(Data excerpts)
+++
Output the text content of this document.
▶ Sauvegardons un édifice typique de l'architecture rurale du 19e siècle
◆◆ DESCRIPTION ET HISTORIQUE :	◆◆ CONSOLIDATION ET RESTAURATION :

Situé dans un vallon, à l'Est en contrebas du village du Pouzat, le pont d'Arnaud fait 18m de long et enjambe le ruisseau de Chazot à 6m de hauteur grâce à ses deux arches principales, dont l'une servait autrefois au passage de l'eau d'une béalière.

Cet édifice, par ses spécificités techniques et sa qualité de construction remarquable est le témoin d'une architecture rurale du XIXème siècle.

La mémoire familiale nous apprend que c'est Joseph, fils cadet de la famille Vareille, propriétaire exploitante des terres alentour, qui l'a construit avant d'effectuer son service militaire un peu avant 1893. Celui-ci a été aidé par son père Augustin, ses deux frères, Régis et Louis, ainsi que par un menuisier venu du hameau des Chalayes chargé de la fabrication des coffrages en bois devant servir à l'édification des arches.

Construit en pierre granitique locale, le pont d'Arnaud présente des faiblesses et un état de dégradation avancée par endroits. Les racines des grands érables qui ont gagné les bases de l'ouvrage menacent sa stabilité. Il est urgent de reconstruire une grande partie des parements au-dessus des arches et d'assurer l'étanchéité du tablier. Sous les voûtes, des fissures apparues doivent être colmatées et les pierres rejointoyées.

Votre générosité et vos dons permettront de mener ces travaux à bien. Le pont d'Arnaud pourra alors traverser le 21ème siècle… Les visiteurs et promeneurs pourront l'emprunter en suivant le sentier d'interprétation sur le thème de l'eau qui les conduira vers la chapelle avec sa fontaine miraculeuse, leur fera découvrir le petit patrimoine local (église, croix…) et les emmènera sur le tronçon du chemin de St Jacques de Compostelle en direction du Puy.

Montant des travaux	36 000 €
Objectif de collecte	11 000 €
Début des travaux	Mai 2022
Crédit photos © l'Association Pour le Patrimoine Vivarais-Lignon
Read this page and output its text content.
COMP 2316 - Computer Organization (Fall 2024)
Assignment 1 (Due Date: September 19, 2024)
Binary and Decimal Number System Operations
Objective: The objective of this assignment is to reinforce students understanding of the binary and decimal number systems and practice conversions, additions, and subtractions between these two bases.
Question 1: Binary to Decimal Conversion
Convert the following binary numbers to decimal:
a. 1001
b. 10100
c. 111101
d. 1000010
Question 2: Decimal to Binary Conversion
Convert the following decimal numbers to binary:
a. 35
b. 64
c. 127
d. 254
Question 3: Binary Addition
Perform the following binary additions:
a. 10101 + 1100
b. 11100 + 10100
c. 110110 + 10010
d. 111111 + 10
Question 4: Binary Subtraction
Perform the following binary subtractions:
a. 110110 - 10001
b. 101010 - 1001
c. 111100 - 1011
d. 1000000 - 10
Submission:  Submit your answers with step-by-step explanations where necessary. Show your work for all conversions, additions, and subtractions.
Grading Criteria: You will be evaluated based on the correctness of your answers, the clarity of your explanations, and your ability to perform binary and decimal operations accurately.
+++
## EXERCISE DIRECTIONS
Locate the lines above that hold the word "your". Show every one of them.

## OUTPUT
Submission:  Submit your answers with step-by-step explanations where necessary. Show your work for all conversions, additions, and subtractions.
Grading Criteria: You will be evaluated based on the correctness of your answers, the clarity of your explanations, and your ability to perform binary and decimal operations accurately.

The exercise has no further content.